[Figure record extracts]
────────────────────

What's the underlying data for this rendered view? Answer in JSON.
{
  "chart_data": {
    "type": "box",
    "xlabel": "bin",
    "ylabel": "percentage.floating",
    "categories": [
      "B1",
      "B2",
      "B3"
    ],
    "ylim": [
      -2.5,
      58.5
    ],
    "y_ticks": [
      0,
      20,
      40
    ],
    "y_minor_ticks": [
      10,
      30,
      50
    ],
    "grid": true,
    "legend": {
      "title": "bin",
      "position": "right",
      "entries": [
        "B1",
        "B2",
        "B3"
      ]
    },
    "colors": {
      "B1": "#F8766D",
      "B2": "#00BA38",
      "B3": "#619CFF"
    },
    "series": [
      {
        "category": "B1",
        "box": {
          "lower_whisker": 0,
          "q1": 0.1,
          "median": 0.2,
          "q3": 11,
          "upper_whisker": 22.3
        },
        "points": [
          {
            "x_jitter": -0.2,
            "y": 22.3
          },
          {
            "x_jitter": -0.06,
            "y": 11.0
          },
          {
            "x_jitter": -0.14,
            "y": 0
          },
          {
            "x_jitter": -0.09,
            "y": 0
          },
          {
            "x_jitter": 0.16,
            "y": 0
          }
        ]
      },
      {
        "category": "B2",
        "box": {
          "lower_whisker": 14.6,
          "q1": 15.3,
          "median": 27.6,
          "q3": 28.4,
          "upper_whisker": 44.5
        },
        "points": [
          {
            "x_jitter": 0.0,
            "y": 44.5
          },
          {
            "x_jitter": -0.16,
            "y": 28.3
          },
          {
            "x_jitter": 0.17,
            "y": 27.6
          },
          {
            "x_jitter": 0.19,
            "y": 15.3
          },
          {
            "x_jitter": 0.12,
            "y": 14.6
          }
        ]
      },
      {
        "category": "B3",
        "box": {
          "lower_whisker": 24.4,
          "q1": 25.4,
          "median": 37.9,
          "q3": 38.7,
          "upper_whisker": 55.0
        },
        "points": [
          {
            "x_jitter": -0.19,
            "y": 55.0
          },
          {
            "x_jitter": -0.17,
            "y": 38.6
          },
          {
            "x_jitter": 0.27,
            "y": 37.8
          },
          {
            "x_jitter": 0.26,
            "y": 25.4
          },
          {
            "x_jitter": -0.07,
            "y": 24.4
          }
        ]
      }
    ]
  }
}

────────────────────

REQUEST:
All lines above with "category" in them should be returned.

WRITTEN ANSWER:
        "category": "B1",
        "category": "B2",
        "category": "B3",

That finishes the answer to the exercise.